[Rows from a dataset]
:::

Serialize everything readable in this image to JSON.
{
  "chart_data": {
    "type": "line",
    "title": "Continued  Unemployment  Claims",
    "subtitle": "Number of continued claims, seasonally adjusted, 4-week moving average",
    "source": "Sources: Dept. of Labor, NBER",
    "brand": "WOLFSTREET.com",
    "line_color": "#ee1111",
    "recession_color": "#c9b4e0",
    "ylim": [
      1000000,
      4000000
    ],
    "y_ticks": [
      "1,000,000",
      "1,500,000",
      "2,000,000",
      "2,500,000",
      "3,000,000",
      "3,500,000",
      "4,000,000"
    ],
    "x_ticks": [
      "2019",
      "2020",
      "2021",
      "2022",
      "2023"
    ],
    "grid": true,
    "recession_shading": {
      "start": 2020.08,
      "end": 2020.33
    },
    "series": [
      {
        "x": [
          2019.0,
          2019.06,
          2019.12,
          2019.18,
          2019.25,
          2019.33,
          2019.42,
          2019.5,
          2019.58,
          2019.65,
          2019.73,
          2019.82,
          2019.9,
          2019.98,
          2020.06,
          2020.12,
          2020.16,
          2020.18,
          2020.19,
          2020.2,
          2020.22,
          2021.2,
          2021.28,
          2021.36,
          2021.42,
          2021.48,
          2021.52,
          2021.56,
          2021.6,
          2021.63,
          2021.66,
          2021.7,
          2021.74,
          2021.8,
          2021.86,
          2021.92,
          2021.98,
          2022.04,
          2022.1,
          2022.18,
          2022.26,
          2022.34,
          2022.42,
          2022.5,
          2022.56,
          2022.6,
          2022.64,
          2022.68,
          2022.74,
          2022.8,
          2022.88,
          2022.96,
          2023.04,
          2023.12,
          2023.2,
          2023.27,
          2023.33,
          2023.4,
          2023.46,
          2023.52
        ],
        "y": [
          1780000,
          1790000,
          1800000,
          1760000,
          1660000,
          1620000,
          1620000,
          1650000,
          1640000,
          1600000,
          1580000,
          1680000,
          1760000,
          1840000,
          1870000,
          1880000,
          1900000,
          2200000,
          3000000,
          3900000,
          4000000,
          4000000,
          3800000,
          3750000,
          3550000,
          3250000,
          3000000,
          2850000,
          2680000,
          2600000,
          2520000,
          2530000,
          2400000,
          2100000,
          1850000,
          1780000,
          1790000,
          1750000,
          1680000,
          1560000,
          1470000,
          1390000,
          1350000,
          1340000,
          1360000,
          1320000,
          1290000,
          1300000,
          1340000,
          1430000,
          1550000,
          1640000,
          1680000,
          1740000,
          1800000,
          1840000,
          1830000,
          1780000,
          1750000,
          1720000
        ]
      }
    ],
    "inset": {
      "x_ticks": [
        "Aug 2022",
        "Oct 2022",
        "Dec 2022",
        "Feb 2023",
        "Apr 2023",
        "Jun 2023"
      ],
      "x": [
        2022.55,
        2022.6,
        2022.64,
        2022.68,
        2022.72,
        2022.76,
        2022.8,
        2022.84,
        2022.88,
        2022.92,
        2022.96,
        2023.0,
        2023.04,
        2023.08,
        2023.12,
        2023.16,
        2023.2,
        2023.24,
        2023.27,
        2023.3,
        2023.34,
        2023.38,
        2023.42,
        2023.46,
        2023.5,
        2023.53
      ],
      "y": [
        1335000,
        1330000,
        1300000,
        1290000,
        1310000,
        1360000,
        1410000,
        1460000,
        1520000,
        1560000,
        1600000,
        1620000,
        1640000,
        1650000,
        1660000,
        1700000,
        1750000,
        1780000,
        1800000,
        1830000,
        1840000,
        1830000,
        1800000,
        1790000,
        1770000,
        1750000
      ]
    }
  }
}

:::

■ Set exercise
Write out every entry above, word for word.

■ The reply
Serialize everything readable in this image to JSON.
{
  "chart_data": {
    "type": "line",
    "title": "Continued  Unemployment  Claims",
    "subtitle": "Number of continued claims, seasonally adjusted, 4-week moving average",
    "source": "Sources: Dept. of Labor, NBER",
    "brand": "WOLFSTREET.com",
    "line_color": "#ee1111",
    "recession_color": "#c9b4e0",
    "ylim": [
      1000000,
      4000000
    ],
    "y_ticks": [
      "1,000,000",
      "1,500,000",
      "2,000,000",
      "2,500,000",
      "3,000,000",
      "3,500,000",
      "4,000,000"
    ],
    "x_ticks": [
      "2019",
      "2020",
      "2021",
      "2022",
      "2023"
    ],
    "grid": true,
    "recession_shading": {
      "start": 2020.08,
      "end": 2020.33
    },
    "series": [
      {
        "x": [
          2019.0,
          2019.06,
          2019.12,
          2019.18,
          2019.25,
          2019.33,
          2019.42,
          2019.5,
          2019.58,
          2019.65,
          2019.73,
          2019.82,
          2019.9,
          2019.98,
          2020.06,
          2020.12,
          2020.16,
          2020.18,
          2020.19,
          2020.2,
          2020.22,
          2021.2,
          2021.28,
          2021.36,
          2021.42,
          2021.48,
          2021.52,
          2021.56,
          2021.6,
          2021.63,
          2021.66,
          2021.7,
          2021.74,
          2021.8,
          2021.86,
          2021.92,
          2021.98,
          2022.04,
          2022.1,
          2022.18,
          2022.26,
          2022.34,
          2022.42,
          2022.5,
          2022.56,
          2022.6,
          2022.64,
          2022.68,
          2022.74,
          2022.8,
          2022.88,
          2022.96,
          2023.04,
          2023.12,
          2023.2,
          2023.27,
          2023.33,
          2023.4,
          2023.46,
          2023.52
        ],
        "y": [
          1780000,
          1790000,
          1800000,
          1760000,
          1660000,
          1620000,
          1620000,
          1650000,
          1640000,
          1600000,
          1580000,
          1680000,
          1760000,
          1840000,
          1870000,
          1880000,
          1900000,
          2200000,
          3000000,
          3900000,
          4000000,
          4000000,
          3800000,
          3750000,
          3550000,
          3250000,
          3000000,
          2850000,
          2680000,
          2600000,
          2520000,
          2530000,
          2400000,
          2100000,
          1850000,
          1780000,
          1790000,
          1750000,
          1680000,
          1560000,
          1470000,
          1390000,
          1350000,
          1340000,
          1360000,
          1320000,
          1290000,
          1300000,
          1340000,
          1430000,
          1550000,
          1640000,
          1680000,
          1740000,
          1800000,
          1840000,
          1830000,
          1780000,
          1750000,
          1720000
        ]
      }
    ],
    "inset": {
      "x_ticks": [
        "Aug 2022",
        "Oct 2022",
        "Dec 2022",
        "Feb 2023",
        "Apr 2023",
        "Jun 2023"
      ],
      "x": [
        2022.55,
        2022.6,
        2022.64,
        2022.68,
        2022.72,
        2022.76,
        2022.8,
        2022.84,
        2022.88,
        2022.92,
        2022.96,
        2023.0,
        2023.04,
        2023.08,
        2023.12,
        2023.16,
        2023.2,
        2023.24,
        2023.27,
        2023.3,
        2023.34,
        2023.38,
        2023.42,
        2023.46,
        2023.5,
        2023.53
      ],
      "y": [
        1335000,
        1330000,
        1300000,
        1290000,
        1310000,
        1360000,
        1410000,
        1460000,
        1520000,
        1560000,
        1600000,
        1620000,
        1640000,
        1650000,
        1660000,
        1700000,
        1750000,
        1780000,
        1800000,
        1830000,
        1840000,
        1830000,
        1800000,
        1790000,
        1770000,
        1750000
      ]
    }
  }
}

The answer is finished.